## Figure record listings
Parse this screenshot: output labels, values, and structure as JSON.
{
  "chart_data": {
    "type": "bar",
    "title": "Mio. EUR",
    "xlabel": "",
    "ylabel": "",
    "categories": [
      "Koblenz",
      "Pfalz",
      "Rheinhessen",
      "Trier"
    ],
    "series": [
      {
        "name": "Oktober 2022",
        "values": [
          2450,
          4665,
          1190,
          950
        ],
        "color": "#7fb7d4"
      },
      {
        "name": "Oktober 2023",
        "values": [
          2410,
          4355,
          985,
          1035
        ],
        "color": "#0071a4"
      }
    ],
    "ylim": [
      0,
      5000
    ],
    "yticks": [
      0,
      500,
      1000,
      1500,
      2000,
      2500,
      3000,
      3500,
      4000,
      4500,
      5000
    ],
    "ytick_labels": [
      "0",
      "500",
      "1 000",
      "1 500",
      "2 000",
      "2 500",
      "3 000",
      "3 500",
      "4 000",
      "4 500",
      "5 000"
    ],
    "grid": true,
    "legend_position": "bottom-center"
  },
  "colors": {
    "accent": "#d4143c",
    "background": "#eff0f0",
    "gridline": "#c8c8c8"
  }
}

## SET EXERCISE
Without changing a word, restate the whole listing.

## RIGHT ANSWER
Parse this screenshot: output labels, values, and structure as JSON.
{
  "chart_data": {
    "type": "bar",
    "title": "Mio. EUR",
    "xlabel": "",
    "ylabel": "",
    "categories": [
      "Koblenz",
      "Pfalz",
      "Rheinhessen",
      "Trier"
    ],
    "series": [
      {
        "name": "Oktober 2022",
        "values": [
          2450,
          4665,
          1190,
          950
        ],
        "color": "#7fb7d4"
      },
      {
        "name": "Oktober 2023",
        "values": [
          2410,
          4355,
          985,
          1035
        ],
        "color": "#0071a4"
      }
    ],
    "ylim": [
      0,
      5000
    ],
    "yticks": [
      0,
      500,
      1000,
      1500,
      2000,
      2500,
      3000,
      3500,
      4000,
      4500,
      5000
    ],
    "ytick_labels": [
      "0",
      "500",
      "1 000",
      "1 500",
      "2 000",
      "2 500",
      "3 000",
      "3 500",
      "4 000",
      "4 500",
      "5 000"
    ],
    "grid": true,
    "legend_position": "bottom-center"
  },
  "colors": {
    "accent": "#d4143c",
    "background": "#eff0f0",
    "gridline": "#c8c8c8"
  }
}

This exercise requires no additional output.